▶ SET TASK
In the records that follow, locate every line with "into" and extract it.

▶ ENTRIES PROVIDED
::::::::
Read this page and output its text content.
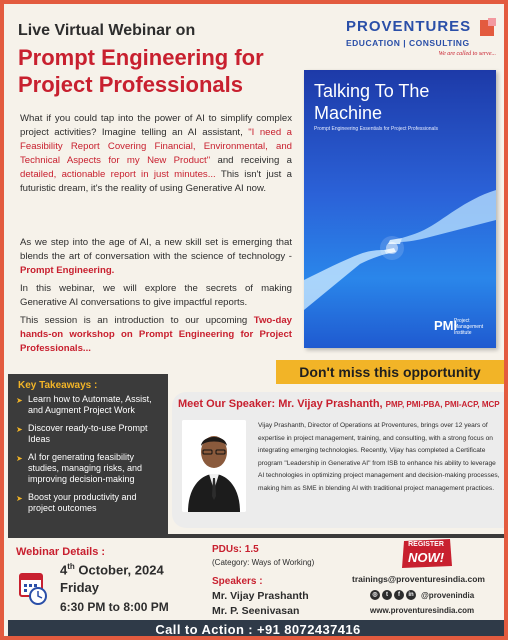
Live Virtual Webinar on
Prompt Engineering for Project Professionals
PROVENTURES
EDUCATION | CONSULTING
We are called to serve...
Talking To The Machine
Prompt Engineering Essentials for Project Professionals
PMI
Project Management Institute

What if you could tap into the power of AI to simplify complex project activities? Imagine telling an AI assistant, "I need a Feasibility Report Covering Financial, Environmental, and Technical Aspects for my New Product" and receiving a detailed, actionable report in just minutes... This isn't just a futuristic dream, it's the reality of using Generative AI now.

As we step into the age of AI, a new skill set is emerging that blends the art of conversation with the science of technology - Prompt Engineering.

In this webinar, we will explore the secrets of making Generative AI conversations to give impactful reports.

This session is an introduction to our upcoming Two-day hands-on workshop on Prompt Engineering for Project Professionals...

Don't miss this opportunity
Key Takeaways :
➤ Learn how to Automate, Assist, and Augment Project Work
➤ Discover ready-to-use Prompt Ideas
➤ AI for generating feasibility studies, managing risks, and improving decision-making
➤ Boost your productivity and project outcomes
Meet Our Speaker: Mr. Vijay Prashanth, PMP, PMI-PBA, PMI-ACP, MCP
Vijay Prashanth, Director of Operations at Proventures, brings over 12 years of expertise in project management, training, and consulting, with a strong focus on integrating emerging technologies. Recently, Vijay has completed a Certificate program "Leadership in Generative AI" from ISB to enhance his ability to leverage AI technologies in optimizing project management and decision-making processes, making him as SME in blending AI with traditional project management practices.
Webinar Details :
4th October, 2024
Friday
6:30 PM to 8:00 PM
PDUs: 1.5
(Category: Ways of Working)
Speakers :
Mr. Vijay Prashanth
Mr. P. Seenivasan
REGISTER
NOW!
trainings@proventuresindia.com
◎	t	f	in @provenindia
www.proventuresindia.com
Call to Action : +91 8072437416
::::::::
▶ TASK RESULT
What if you could tap into the power of AI to simplify complex project activities? Imagine telling an AI assistant, "I need a Feasibility Report Covering Financial, Environmental, and Technical Aspects for my New Product" and receiving a detailed, actionable report in just minutes... This isn't just a futuristic dream, it's the reality of using Generative AI now.
As we step into the age of AI, a new skill set is emerging that blends the art of conversation with the science of technology - Prompt Engineering.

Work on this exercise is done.